Records:
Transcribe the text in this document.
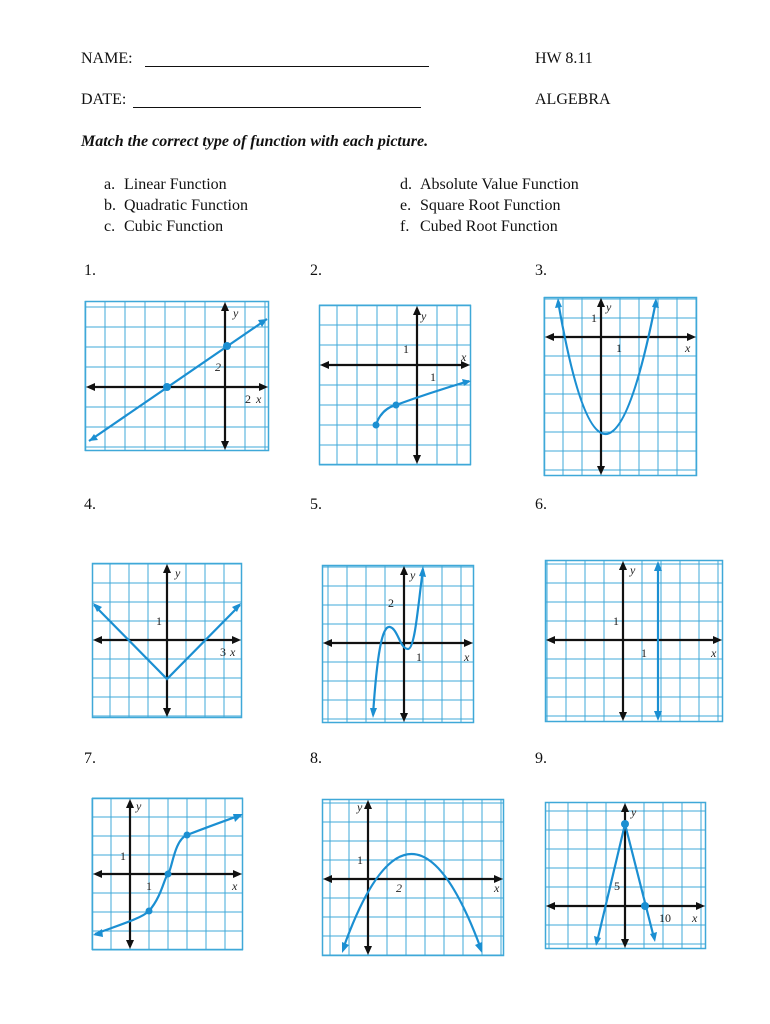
NAME:	HW 8.11
DATE:	ALGEBRA
Match the correct type of function with each picture.
a. Linear Function
b. Quadratic Function
c. Cubic Function
d. Absolute Value Function
e. Square Root Function
f. Cubed Root Function
1.	2.	3.
4.	5.	6.
7.	8.	9.
2
2 x
y
1
1
x
y	1
1	x
y
1
3 x
y
2
1	x
y
1
1	x
y
1
1	x
y
1
2	x
y
5
10 x
y
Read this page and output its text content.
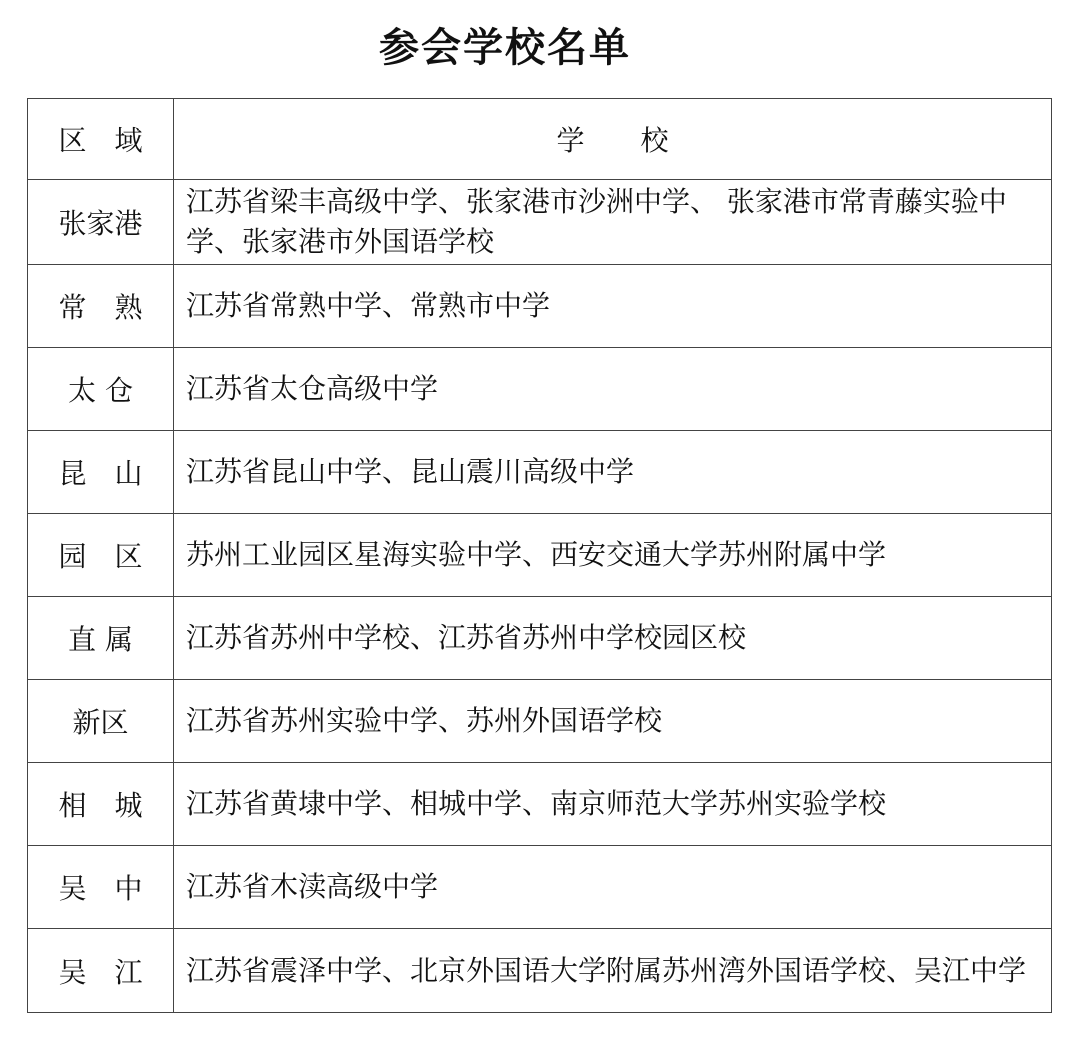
参会学校名单
区　域	学　　校
张家港	江苏省梁丰高级中学、张家港市沙洲中学、 张家港市常青藤实验中学、张家港市外国语学校
常　熟	江苏省常熟中学、常熟市中学
太 仓	江苏省太仓高级中学
昆　山	江苏省昆山中学、昆山震川高级中学
园　区	苏州工业园区星海实验中学、西安交通大学苏州附属中学
直 属	江苏省苏州中学校、江苏省苏州中学校园区校
新区	江苏省苏州实验中学、苏州外国语学校
相　城	江苏省黄埭中学、相城中学、南京师范大学苏州实验学校
吴　中	江苏省木渎高级中学
吴　江	江苏省震泽中学、北京外国语大学附属苏州湾外国语学校、吴江中学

EXERCISE: Set every line down exactly as written, leaving each picture out.

CORRECT OUTPUT:
Transcribe the text in this document.
NAME:	HW 8.11
DATE:	ALGEBRA
Match the correct type of function with each picture.
a. Linear Function
b. Quadratic Function
c. Cubic Function
d. Absolute Value Function
e. Square Root Function
f. Cubed Root Function
1.	2.	3.
4.	5.	6.
7.	8.	9.
2
2 x
y
1
1
x
y	1
1	x
y
1
3 x
y
2
1	x
y
1
1	x
y
1
1	x
y
1
2	x
y
5
10 x
y
Read this page and output its text content.
参会学校名单
区　域	学　　校
张家港	江苏省梁丰高级中学、张家港市沙洲中学、 张家港市常青藤实验中学、张家港市外国语学校
常　熟	江苏省常熟中学、常熟市中学
太 仓	江苏省太仓高级中学
昆　山	江苏省昆山中学、昆山震川高级中学
园　区	苏州工业园区星海实验中学、西安交通大学苏州附属中学
直 属	江苏省苏州中学校、江苏省苏州中学校园区校
新区	江苏省苏州实验中学、苏州外国语学校
相　城	江苏省黄埭中学、相城中学、南京师范大学苏州实验学校
吴　中	江苏省木渎高级中学
吴　江	江苏省震泽中学、北京外国语大学附属苏州湾外国语学校、吴江中学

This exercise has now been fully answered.